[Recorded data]
-- START --

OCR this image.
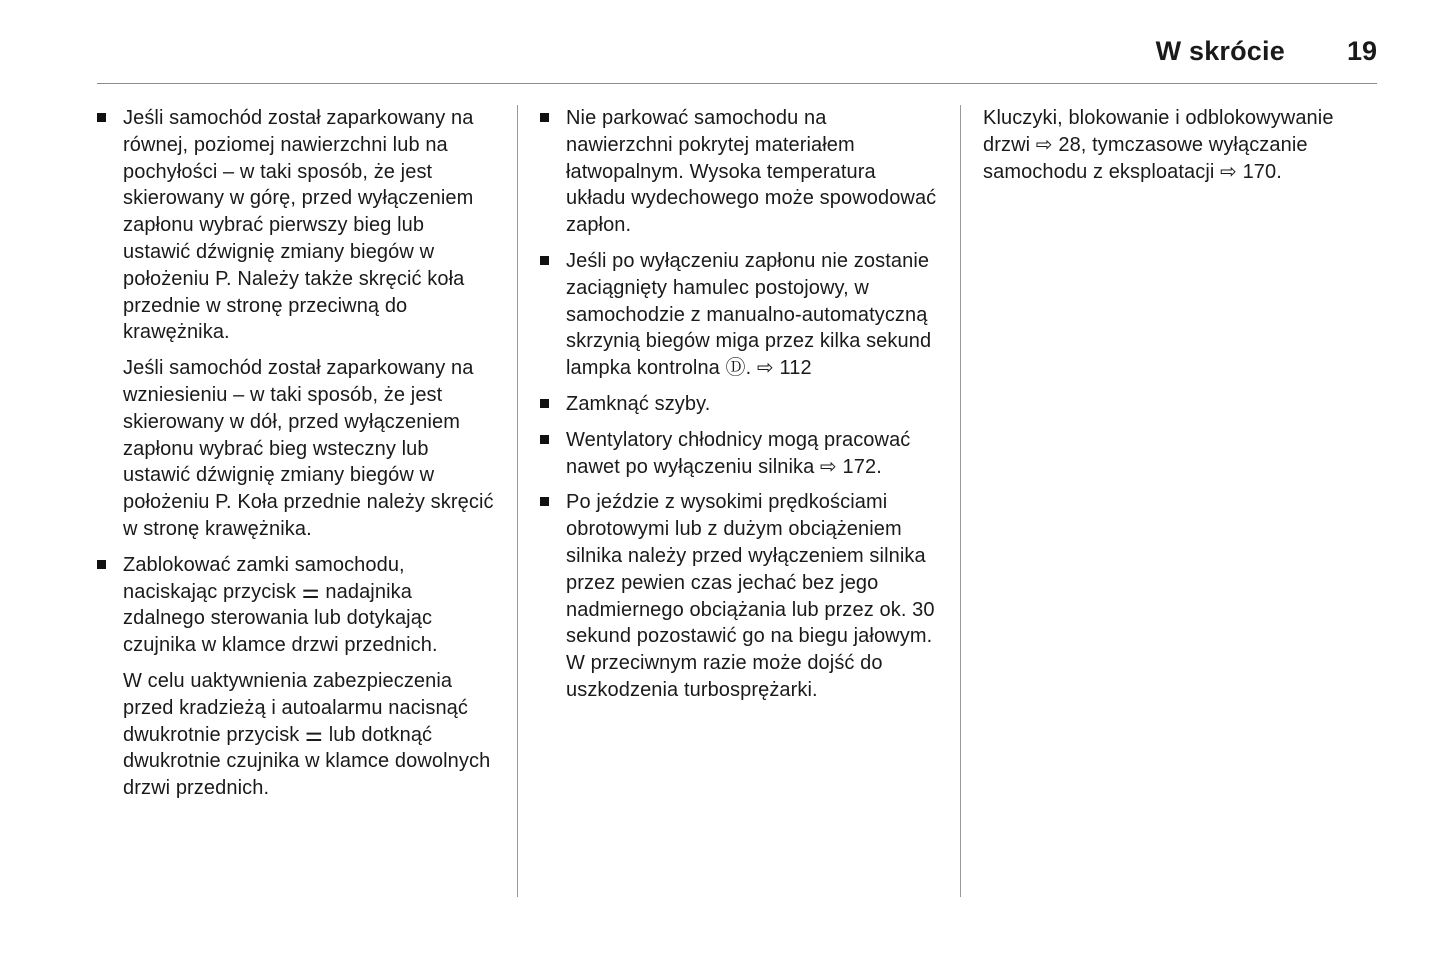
W skrócie 19
Jeśli samochód został zaparkowany na równej, poziomej nawierzchni lub na pochyłości – w taki sposób, że jest skierowany w górę, przed wyłączeniem zapłonu wybrać pierwszy bieg lub ustawić dźwignię zmiany biegów w położeniu P. Należy także skręcić koła przednie w stronę przeciwną do krawężnika.
Jeśli samochód został zaparkowany na wzniesieniu – w taki sposób, że jest skierowany w dół, przed wyłączeniem zapłonu wybrać bieg wsteczny lub ustawić dźwignię zmiany biegów w położeniu P. Koła przednie należy skręcić w stronę krawężnika.
Zablokować zamki samochodu, naciskając przycisk ⚌ nadajnika zdalnego sterowania lub dotykając czujnika w klamce drzwi przednich.
W celu uaktywnienia zabezpieczenia przed kradzieżą i autoalarmu nacisnąć dwukrotnie przycisk ⚌ lub dotknąć dwukrotnie czujnika w klamce dowolnych drzwi przednich.
Nie parkować samochodu na nawierzchni pokrytej materiałem łatwopalnym. Wysoka temperatura układu wydechowego może spowodować zapłon.
Jeśli po wyłączeniu zapłonu nie zostanie zaciągnięty hamulec postojowy, w samochodzie z manualno-automatyczną skrzynią biegów miga przez kilka sekund lampka kontrolna Ⓓ. ⇨ 112
Zamknąć szyby.
Wentylatory chłodnicy mogą pracować nawet po wyłączeniu silnika ⇨ 172.
Po jeździe z wysokimi prędkościami obrotowymi lub z dużym obciążeniem silnika należy przed wyłączeniem silnika przez pewien czas jechać bez jego nadmiernego obciążania lub przez ok. 30 sekund pozostawić go na biegu jałowym. W przeciwnym razie może dojść do uszkodzenia turbosprężarki.
Kluczyki, blokowanie i odblokowywanie drzwi ⇨ 28, tymczasowe wyłączanie samochodu z eksploatacji ⇨ 170.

-- END --

▸ **WHAT THE TASK REQUIRES**: Transcribe the records above verbatim. Do not carry over any picture.

▸ **REPLY**:
OCR this image.
W skrócie 19
Jeśli samochód został zaparkowany na równej, poziomej nawierzchni lub na pochyłości – w taki sposób, że jest skierowany w górę, przed wyłączeniem zapłonu wybrać pierwszy bieg lub ustawić dźwignię zmiany biegów w położeniu P. Należy także skręcić koła przednie w stronę przeciwną do krawężnika.
Jeśli samochód został zaparkowany na wzniesieniu – w taki sposób, że jest skierowany w dół, przed wyłączeniem zapłonu wybrać bieg wsteczny lub ustawić dźwignię zmiany biegów w położeniu P. Koła przednie należy skręcić w stronę krawężnika.
Zablokować zamki samochodu, naciskając przycisk ⚌ nadajnika zdalnego sterowania lub dotykając czujnika w klamce drzwi przednich.
W celu uaktywnienia zabezpieczenia przed kradzieżą i autoalarmu nacisnąć dwukrotnie przycisk ⚌ lub dotknąć dwukrotnie czujnika w klamce dowolnych drzwi przednich.
Nie parkować samochodu na nawierzchni pokrytej materiałem łatwopalnym. Wysoka temperatura układu wydechowego może spowodować zapłon.
Jeśli po wyłączeniu zapłonu nie zostanie zaciągnięty hamulec postojowy, w samochodzie z manualno-automatyczną skrzynią biegów miga przez kilka sekund lampka kontrolna Ⓓ. ⇨ 112
Zamknąć szyby.
Wentylatory chłodnicy mogą pracować nawet po wyłączeniu silnika ⇨ 172.
Po jeździe z wysokimi prędkościami obrotowymi lub z dużym obciążeniem silnika należy przed wyłączeniem silnika przez pewien czas jechać bez jego nadmiernego obciążania lub przez ok. 30 sekund pozostawić go na biegu jałowym. W przeciwnym razie może dojść do uszkodzenia turbosprężarki.
Kluczyki, blokowanie i odblokowywanie drzwi ⇨ 28, tymczasowe wyłączanie samochodu z eksploatacji ⇨ 170.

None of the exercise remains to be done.